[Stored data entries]
• • • •
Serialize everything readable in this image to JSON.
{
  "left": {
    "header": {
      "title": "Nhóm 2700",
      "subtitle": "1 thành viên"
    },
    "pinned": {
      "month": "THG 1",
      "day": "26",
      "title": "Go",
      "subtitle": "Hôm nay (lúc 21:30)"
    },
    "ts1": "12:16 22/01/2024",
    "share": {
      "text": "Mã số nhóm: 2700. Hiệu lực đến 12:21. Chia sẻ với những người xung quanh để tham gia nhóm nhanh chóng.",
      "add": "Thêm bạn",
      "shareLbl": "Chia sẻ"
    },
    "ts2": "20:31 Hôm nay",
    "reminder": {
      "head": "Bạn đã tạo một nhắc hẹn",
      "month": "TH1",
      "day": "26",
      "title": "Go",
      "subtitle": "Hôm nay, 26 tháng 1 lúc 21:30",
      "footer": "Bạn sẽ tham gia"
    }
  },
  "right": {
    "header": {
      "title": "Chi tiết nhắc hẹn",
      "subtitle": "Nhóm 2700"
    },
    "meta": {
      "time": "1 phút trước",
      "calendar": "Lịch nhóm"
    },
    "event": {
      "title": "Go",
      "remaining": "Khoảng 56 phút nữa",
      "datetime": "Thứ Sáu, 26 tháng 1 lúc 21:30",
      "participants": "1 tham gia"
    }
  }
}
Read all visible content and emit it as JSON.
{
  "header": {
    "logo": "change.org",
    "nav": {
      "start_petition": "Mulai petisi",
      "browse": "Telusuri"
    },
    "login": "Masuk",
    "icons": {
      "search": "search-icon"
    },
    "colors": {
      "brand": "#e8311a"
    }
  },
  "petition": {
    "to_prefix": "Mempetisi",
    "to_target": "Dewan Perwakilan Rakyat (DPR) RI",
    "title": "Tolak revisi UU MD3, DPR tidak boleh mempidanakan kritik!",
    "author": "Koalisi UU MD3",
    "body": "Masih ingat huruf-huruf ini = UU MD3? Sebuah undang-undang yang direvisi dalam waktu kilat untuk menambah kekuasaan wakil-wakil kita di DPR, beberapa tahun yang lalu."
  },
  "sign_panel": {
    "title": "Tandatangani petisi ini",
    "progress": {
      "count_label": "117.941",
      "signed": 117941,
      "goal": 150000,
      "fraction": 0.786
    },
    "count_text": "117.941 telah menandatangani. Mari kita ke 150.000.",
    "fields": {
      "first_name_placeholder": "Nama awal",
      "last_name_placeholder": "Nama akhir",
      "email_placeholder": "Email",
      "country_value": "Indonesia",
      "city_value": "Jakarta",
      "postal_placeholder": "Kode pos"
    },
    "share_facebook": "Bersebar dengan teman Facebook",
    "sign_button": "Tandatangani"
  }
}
• • • •
Work required:
Identify every line above with the string "JSON" in it. Copy those lines.

Reply to the exercise:
Serialize everything readable in this image to JSON.
Read all visible content and emit it as JSON.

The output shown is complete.